◆ BRIEF ◆
Repeat each line of the material below exactly as it appears, minus any pictures.

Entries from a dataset
####
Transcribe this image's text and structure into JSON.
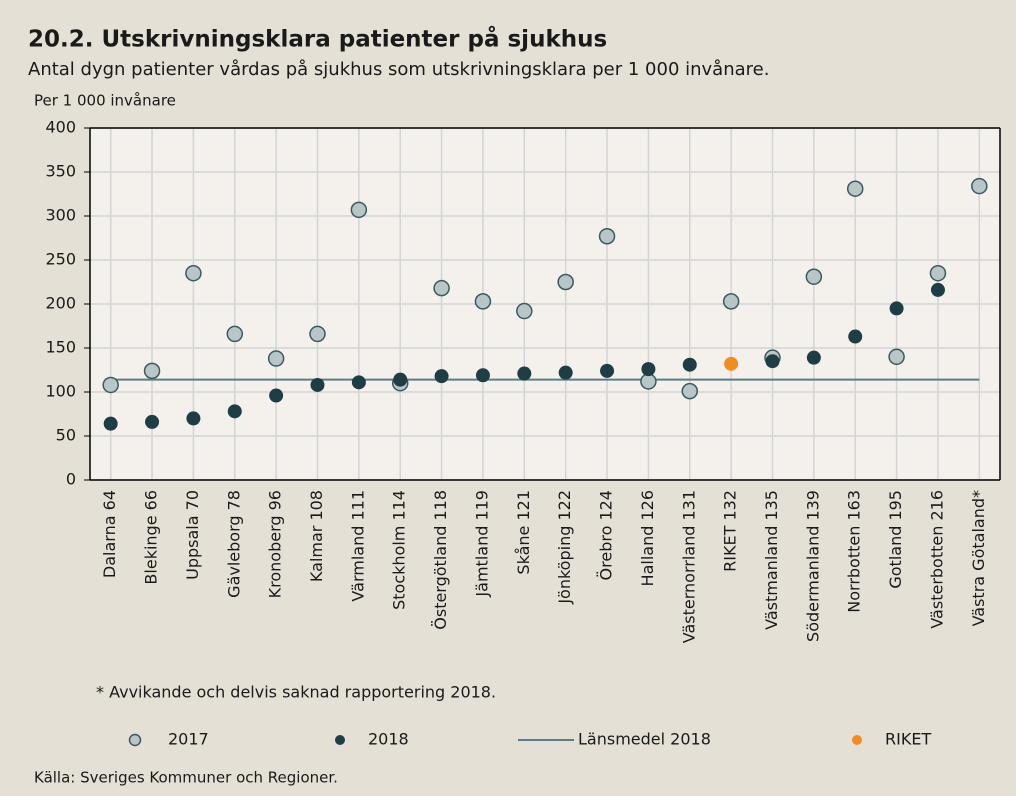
{
  "chart_data": {
    "type": "scatter",
    "title": "20.2. Utskrivningsklara patienter på sjukhus",
    "subtitle": "Antal dygn patienter vårdas på sjukhus som utskrivningsklara per 1 000 invånare.",
    "y_label": "Per 1 000 invånare",
    "categories": [
      "Dalarna 64",
      "Blekinge 66",
      "Uppsala 70",
      "Gävleborg 78",
      "Kronoberg 96",
      "Kalmar 108",
      "Värmland 111",
      "Stockholm 114",
      "Östergötland 118",
      "Jämtland 119",
      "Skåne 121",
      "Jönköping 122",
      "Örebro 124",
      "Halland 126",
      "Västernorrland 131",
      "RIKET 132",
      "Västmanland 135",
      "Södermanland 139",
      "Norrbotten 163",
      "Gotland 195",
      "Västerbotten 216",
      "Västra Götaland*"
    ],
    "series": [
      {
        "name": "2017",
        "color": "#b8c6c8",
        "values": [
          108,
          124,
          235,
          166,
          138,
          166,
          307,
          110,
          218,
          203,
          192,
          225,
          277,
          112,
          101,
          203,
          139,
          231,
          331,
          140,
          235,
          334
        ]
      },
      {
        "name": "2018",
        "color": "#1f3d45",
        "values": [
          64,
          66,
          70,
          78,
          96,
          108,
          111,
          114,
          118,
          119,
          121,
          122,
          124,
          126,
          131,
          null,
          135,
          139,
          163,
          195,
          216,
          null
        ]
      },
      {
        "name": "RIKET",
        "color": "#f28c1e",
        "values": [
          null,
          null,
          null,
          null,
          null,
          null,
          null,
          null,
          null,
          null,
          null,
          null,
          null,
          null,
          null,
          132,
          null,
          null,
          null,
          null,
          null,
          null
        ]
      }
    ],
    "reference_line": {
      "name": "Länsmedel 2018",
      "value": 114,
      "color": "#5a7d88"
    },
    "ylim": [
      0,
      400
    ],
    "yticks": [
      0,
      50,
      100,
      150,
      200,
      250,
      300,
      350,
      400
    ],
    "grid": true,
    "footnote": "* Avvikande och delvis saknad rapportering 2018.",
    "source": "Källa: Sveriges Kommuner och Regioner."
  }
}
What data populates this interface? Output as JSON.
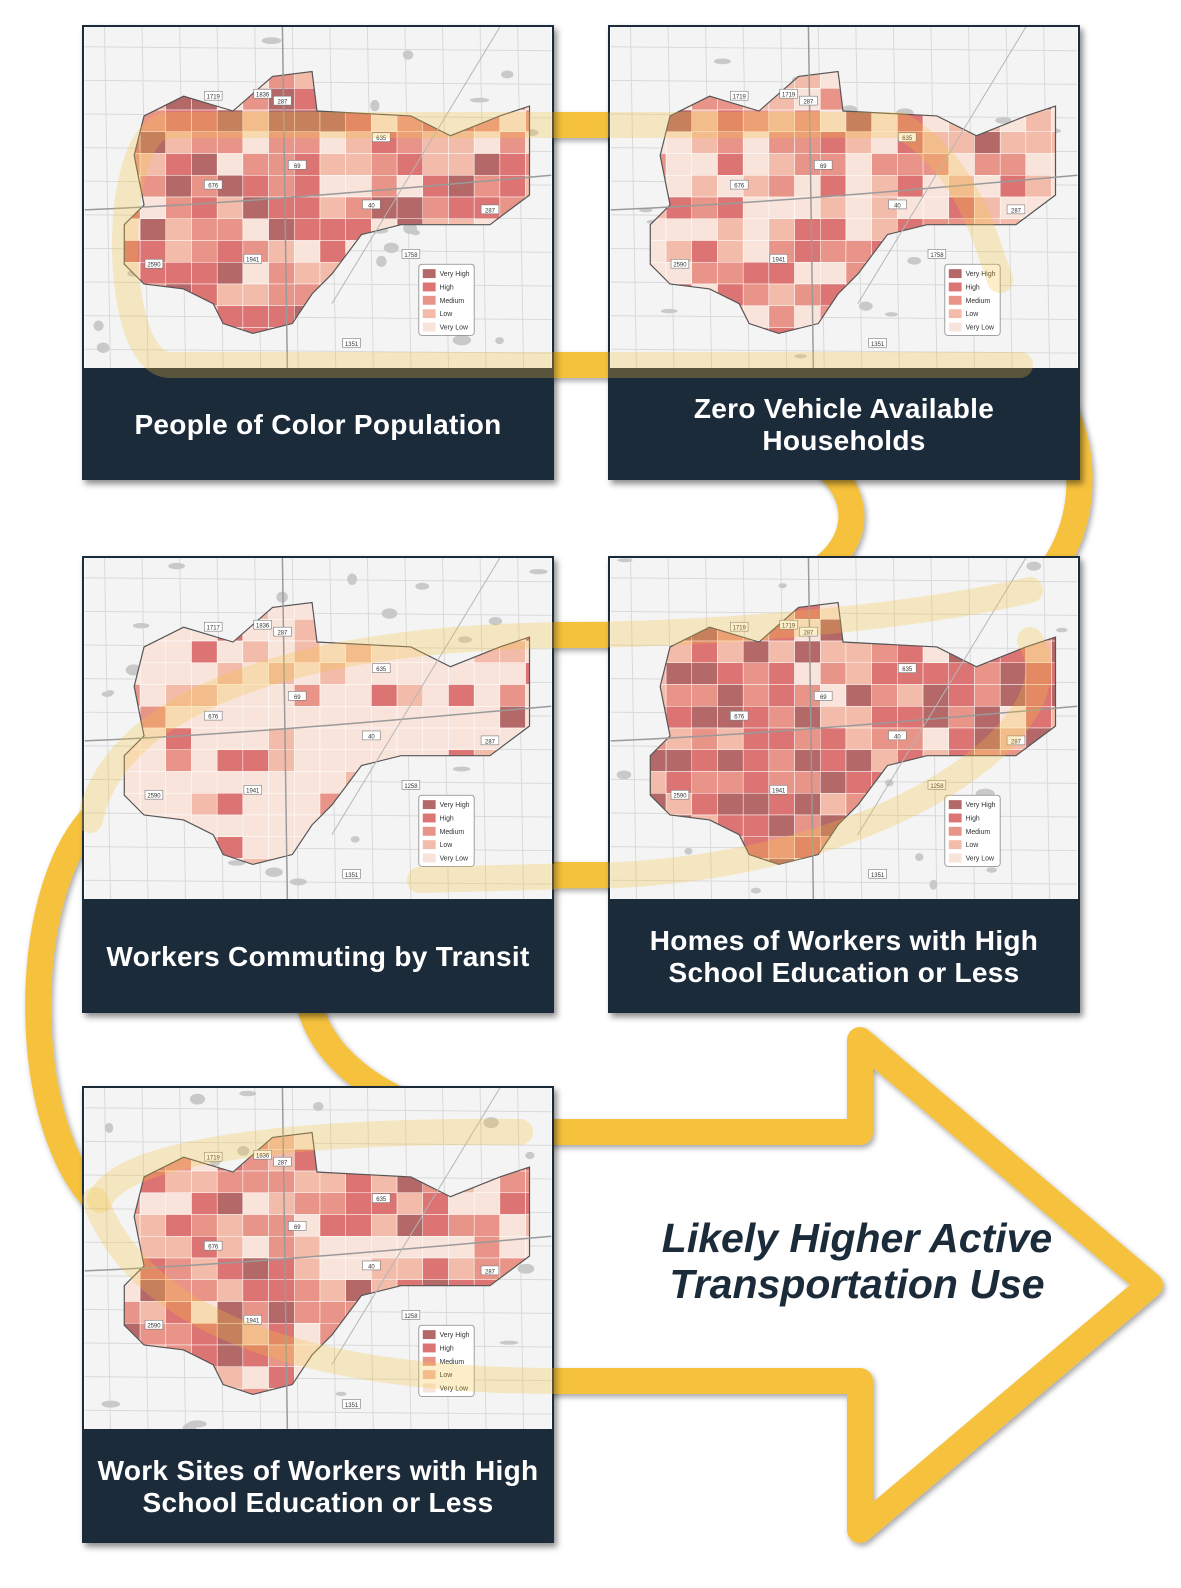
####
◆ TASK RESULT ◆
Transcribe this image's text and structure into JSON.
{
  "chart_data": {
    "type": "scatter",
    "title": "20.2. Utskrivningsklara patienter på sjukhus",
    "subtitle": "Antal dygn patienter vårdas på sjukhus som utskrivningsklara per 1 000 invånare.",
    "y_label": "Per 1 000 invånare",
    "categories": [
      "Dalarna 64",
      "Blekinge 66",
      "Uppsala 70",
      "Gävleborg 78",
      "Kronoberg 96",
      "Kalmar 108",
      "Värmland 111",
      "Stockholm 114",
      "Östergötland 118",
      "Jämtland 119",
      "Skåne 121",
      "Jönköping 122",
      "Örebro 124",
      "Halland 126",
      "Västernorrland 131",
      "RIKET 132",
      "Västmanland 135",
      "Södermanland 139",
      "Norrbotten 163",
      "Gotland 195",
      "Västerbotten 216",
      "Västra Götaland*"
    ],
    "series": [
      {
        "name": "2017",
        "color": "#b8c6c8",
        "values": [
          108,
          124,
          235,
          166,
          138,
          166,
          307,
          110,
          218,
          203,
          192,
          225,
          277,
          112,
          101,
          203,
          139,
          231,
          331,
          140,
          235,
          334
        ]
      },
      {
        "name": "2018",
        "color": "#1f3d45",
        "values": [
          64,
          66,
          70,
          78,
          96,
          108,
          111,
          114,
          118,
          119,
          121,
          122,
          124,
          126,
          131,
          null,
          135,
          139,
          163,
          195,
          216,
          null
        ]
      },
      {
        "name": "RIKET",
        "color": "#f28c1e",
        "values": [
          null,
          null,
          null,
          null,
          null,
          null,
          null,
          null,
          null,
          null,
          null,
          null,
          null,
          null,
          null,
          132,
          null,
          null,
          null,
          null,
          null,
          null
        ]
      }
    ],
    "reference_line": {
      "name": "Länsmedel 2018",
      "value": 114,
      "color": "#5a7d88"
    },
    "ylim": [
      0,
      400
    ],
    "yticks": [
      0,
      50,
      100,
      150,
      200,
      250,
      300,
      350,
      400
    ],
    "grid": true,
    "footnote": "* Avvikande och delvis saknad rapportering 2018.",
    "source": "Källa: Sveriges Kommuner och Regioner."
  }
}
What data populates this interface? Output as JSON.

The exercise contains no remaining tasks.